Required task>
Render every line of the items below as one numbered list, skipping blank lines. Leave the pictures out of your answer.

Source data>
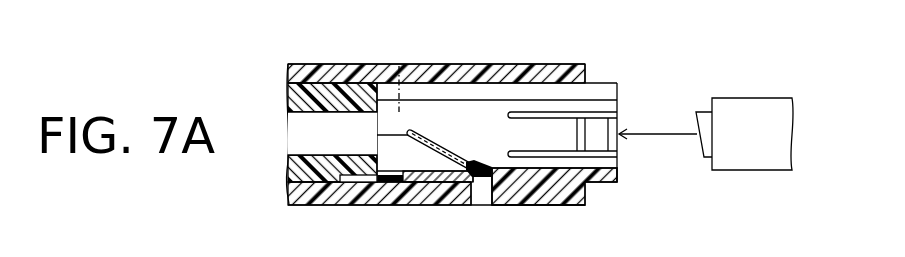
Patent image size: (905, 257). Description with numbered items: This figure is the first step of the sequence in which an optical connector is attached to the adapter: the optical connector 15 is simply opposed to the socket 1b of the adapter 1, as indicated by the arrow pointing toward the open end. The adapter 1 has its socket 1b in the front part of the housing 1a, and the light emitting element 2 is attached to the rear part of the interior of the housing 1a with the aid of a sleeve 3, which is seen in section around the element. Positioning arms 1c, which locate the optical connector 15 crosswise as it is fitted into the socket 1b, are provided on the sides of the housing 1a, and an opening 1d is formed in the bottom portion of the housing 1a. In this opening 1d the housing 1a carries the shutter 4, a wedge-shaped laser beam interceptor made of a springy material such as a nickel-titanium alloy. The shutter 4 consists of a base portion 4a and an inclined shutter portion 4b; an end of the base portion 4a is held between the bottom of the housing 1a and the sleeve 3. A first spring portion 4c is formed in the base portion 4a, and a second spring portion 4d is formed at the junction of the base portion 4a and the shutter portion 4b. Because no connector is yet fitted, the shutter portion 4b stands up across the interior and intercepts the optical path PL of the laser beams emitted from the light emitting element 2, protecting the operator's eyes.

The adapter 1 is at (462, 128).
The housing 1a is at (517, 76).
The socket 1b is at (560, 172).
The positioning arms 1c is at (594, 130).
The opening 1d is at (487, 206).
The light emitting element 2 is at (310, 127).
The sleeve 3 is at (353, 90).
The shutter 4 is at (410, 139).
The base portion 4a is at (351, 183).
The shutter portion 4b is at (406, 131).
The first spring portion 4c is at (388, 183).
The second spring portion 4d is at (480, 186).
The optical connector 15 is at (757, 112).
The optical path PL is at (404, 65).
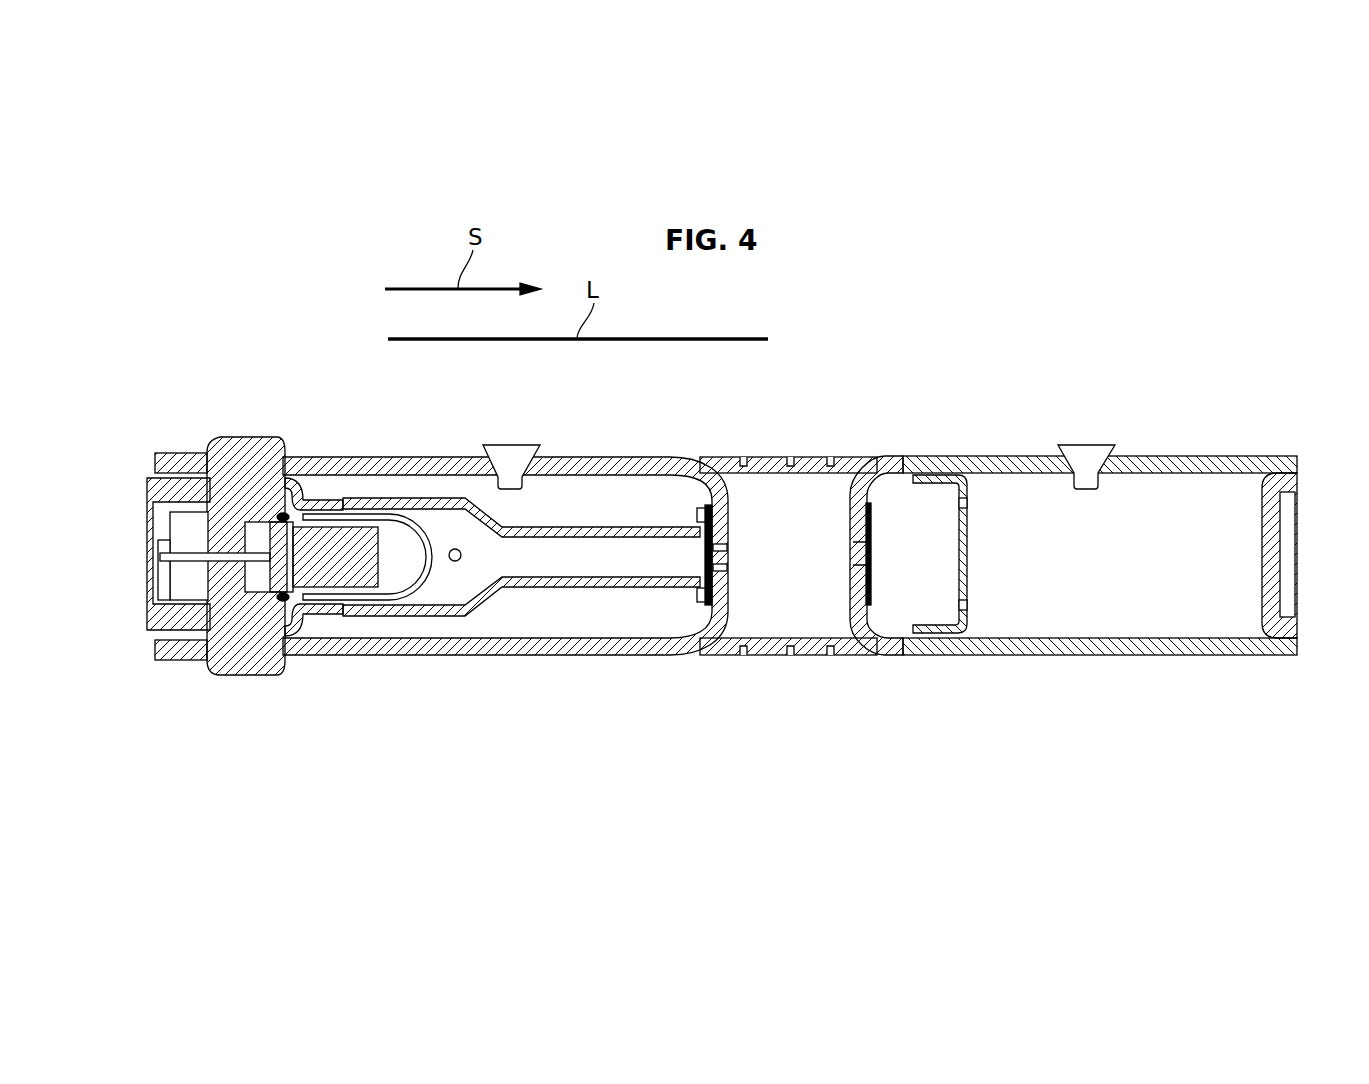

Output of the exercise>
1. Patent image size: (905, 257). Description with numbered items: This figure is the first step of the sequence in which an optical connector is attached to the adapter: the optical connector 15 is simply opposed to the socket 1b of the adapter 1, as indicated by the arrow pointing toward the open end. The adapter 1 has its socket 1b in the front part of the housing 1a, and the light emitting element 2 is attached to the rear part of the interior of the housing 1a with the aid of a sleeve 3, which is seen in section around the element. Positioning arms 1c, which locate the optical connector 15 crosswise as it is fitted into the socket 1b, are provided on the sides of the housing 1a, and an opening 1d is formed in the bottom portion of the housing 1a. In this opening 1d the housing 1a carries the shutter 4, a wedge-shaped laser beam interceptor made of a springy material such as a nickel-titanium alloy. The shutter 4 consists of a base portion 4a and an inclined shutter portion 4b; an end of the base portion 4a is held between the bottom of the housing 1a and the sleeve 3. A first spring portion 4c is formed in the base portion 4a, and a second spring portion 4d is formed at the junction of the base portion 4a and the shutter portion 4b. Because no connector is yet fitted, the shutter portion 4b stands up across the interior and intercepts the optical path PL of the laser beams emitted from the light emitting element 2, protecting the operator's eyes.
2. The adapter 1 is at (462, 128).
3. The housing 1a is at (517, 76).
4. The socket 1b is at (560, 172).
5. The positioning arms 1c is at (594, 130).
6. The opening 1d is at (487, 206).
7. The light emitting element 2 is at (310, 127).
8. The sleeve 3 is at (353, 90).
9. The shutter 4 is at (410, 139).
10. The base portion 4a is at (351, 183).
11. The shutter portion 4b is at (406, 131).
12. The first spring portion 4c is at (388, 183).
13. The second spring portion 4d is at (480, 186).
14. The optical connector 15 is at (757, 112).
15. The optical path PL is at (404, 65).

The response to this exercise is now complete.